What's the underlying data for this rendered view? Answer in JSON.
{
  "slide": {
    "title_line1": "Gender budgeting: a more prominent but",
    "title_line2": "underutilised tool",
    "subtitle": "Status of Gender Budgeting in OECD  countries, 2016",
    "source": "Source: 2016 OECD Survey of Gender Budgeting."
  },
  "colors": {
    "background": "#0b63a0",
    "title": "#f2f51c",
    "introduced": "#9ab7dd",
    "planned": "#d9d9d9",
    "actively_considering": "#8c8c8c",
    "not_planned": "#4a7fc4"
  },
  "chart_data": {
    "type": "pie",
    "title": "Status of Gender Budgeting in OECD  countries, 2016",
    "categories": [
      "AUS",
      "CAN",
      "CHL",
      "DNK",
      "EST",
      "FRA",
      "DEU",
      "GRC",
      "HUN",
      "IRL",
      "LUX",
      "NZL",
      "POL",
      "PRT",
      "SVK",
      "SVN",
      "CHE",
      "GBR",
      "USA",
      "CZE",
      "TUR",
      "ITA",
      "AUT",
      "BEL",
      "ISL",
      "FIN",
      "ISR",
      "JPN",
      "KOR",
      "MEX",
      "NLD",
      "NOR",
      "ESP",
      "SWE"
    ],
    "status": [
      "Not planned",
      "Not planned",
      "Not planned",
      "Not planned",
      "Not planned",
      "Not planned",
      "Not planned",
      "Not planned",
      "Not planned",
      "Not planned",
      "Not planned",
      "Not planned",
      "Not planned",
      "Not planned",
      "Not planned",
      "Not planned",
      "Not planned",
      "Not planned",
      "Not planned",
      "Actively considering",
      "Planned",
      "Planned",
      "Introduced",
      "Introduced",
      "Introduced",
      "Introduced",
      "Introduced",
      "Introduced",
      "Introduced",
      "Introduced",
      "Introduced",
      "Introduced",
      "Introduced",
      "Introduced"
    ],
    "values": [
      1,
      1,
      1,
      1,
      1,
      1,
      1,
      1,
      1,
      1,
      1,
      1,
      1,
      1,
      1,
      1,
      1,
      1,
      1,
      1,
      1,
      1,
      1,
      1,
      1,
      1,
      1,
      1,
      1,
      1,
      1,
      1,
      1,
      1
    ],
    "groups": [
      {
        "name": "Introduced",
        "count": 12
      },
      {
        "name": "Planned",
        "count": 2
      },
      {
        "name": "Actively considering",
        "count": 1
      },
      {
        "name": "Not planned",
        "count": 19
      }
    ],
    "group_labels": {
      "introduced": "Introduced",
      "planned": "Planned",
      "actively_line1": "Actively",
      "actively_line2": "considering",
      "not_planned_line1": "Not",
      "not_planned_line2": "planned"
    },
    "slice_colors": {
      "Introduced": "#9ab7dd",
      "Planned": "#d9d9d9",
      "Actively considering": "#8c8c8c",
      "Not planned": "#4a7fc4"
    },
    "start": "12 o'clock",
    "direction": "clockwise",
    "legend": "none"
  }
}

---

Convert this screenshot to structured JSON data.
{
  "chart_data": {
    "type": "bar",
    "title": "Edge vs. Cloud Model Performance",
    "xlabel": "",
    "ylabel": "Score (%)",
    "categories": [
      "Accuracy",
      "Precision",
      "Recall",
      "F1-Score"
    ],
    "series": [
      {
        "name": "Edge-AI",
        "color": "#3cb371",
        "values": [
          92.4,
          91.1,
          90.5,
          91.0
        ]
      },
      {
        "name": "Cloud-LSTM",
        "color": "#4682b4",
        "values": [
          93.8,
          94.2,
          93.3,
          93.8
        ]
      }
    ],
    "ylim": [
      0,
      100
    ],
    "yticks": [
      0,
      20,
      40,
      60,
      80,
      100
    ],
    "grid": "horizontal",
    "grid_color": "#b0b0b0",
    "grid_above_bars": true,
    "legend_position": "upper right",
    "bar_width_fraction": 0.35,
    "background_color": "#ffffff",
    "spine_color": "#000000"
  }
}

==

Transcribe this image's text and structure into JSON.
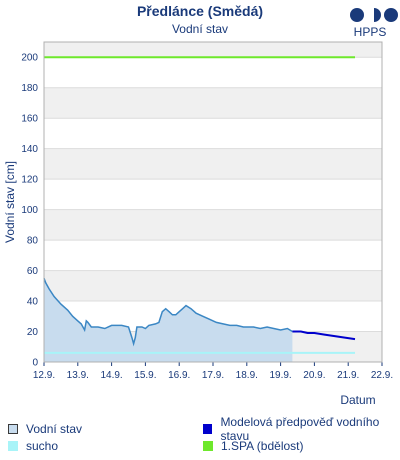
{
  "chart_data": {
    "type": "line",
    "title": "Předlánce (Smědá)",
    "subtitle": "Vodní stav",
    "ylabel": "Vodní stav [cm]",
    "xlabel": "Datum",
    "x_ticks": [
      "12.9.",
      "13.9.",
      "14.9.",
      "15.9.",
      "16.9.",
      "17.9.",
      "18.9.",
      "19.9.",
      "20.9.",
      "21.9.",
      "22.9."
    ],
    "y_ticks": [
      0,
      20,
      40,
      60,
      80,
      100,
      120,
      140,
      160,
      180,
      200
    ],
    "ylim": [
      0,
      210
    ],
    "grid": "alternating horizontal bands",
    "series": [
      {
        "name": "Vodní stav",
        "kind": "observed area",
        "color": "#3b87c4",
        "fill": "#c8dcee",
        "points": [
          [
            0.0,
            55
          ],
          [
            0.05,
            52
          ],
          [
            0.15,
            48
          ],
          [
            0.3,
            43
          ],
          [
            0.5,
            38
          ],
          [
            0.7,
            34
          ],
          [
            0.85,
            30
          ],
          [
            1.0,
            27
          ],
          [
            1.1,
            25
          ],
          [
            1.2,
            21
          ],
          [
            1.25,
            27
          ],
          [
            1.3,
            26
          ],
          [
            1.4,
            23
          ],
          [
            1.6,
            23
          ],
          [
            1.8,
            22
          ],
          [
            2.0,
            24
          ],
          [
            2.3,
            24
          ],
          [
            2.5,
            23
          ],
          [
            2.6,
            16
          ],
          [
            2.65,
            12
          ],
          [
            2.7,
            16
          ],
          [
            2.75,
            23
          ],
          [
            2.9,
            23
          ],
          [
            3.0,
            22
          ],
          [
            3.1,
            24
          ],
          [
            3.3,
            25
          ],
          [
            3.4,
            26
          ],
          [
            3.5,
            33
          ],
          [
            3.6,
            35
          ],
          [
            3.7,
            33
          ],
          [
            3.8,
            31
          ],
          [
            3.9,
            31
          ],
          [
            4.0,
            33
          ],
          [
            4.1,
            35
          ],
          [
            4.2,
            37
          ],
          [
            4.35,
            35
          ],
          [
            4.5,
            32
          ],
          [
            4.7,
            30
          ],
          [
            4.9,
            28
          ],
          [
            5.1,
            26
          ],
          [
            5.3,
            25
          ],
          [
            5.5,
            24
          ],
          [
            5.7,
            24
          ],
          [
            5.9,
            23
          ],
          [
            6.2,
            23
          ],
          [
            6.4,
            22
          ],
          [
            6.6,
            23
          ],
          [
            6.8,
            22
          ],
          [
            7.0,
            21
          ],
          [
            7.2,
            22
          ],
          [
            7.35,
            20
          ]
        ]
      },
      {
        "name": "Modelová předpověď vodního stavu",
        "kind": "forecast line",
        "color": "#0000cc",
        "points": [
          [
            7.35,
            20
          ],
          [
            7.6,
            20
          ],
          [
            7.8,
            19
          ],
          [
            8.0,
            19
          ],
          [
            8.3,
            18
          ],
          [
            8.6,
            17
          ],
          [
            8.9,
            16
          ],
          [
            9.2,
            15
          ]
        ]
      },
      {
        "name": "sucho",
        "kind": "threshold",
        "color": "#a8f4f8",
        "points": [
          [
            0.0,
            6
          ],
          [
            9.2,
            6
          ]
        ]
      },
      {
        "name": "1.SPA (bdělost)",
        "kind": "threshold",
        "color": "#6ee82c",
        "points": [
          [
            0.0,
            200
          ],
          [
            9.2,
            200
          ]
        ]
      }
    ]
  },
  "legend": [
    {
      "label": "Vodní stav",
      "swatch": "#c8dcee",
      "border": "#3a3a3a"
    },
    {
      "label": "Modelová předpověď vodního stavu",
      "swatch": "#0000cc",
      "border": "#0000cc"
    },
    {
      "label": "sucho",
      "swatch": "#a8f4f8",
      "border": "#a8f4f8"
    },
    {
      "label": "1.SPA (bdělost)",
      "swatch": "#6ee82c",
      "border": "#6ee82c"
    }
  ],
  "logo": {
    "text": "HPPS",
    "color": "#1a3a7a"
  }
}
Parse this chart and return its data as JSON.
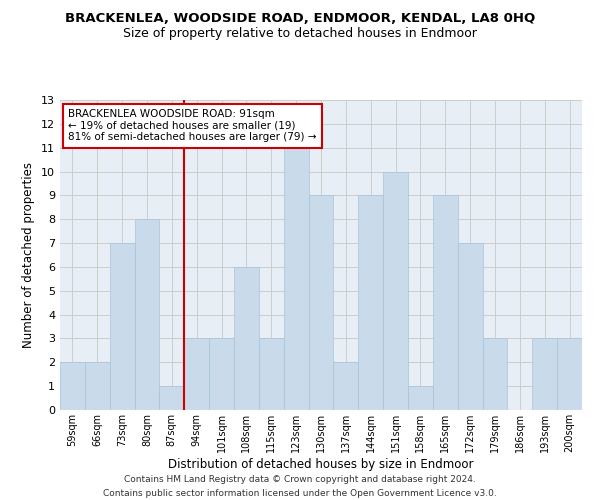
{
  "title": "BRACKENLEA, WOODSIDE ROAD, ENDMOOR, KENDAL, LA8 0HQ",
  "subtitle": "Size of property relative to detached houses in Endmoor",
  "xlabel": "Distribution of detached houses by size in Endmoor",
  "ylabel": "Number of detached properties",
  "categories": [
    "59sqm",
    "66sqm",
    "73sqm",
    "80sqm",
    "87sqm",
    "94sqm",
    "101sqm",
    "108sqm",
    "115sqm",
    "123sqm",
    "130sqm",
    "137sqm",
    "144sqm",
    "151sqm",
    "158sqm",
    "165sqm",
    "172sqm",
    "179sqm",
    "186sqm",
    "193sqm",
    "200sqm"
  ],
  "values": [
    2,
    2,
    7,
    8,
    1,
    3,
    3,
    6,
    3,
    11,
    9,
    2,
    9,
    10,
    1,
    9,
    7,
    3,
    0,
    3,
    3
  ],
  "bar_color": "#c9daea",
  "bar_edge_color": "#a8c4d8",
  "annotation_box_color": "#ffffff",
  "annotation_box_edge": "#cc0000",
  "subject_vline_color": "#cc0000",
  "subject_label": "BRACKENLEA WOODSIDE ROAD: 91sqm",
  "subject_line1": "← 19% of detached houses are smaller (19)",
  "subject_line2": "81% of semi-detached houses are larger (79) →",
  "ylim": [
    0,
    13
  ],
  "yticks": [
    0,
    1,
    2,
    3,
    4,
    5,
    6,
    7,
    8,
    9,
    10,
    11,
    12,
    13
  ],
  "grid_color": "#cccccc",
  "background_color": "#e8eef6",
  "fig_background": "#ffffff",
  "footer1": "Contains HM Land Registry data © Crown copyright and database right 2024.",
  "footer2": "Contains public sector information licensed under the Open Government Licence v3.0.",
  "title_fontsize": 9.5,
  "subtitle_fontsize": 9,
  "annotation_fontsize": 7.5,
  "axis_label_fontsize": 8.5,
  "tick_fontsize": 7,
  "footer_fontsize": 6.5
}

* [TASK TO COMPLETE]: Gather each line in the data that holds the string "stavu".

* [REPLY]:
        "name": "Modelová předpověď vodního stavu",
      "label": "Modelová předpověď vodního stavu",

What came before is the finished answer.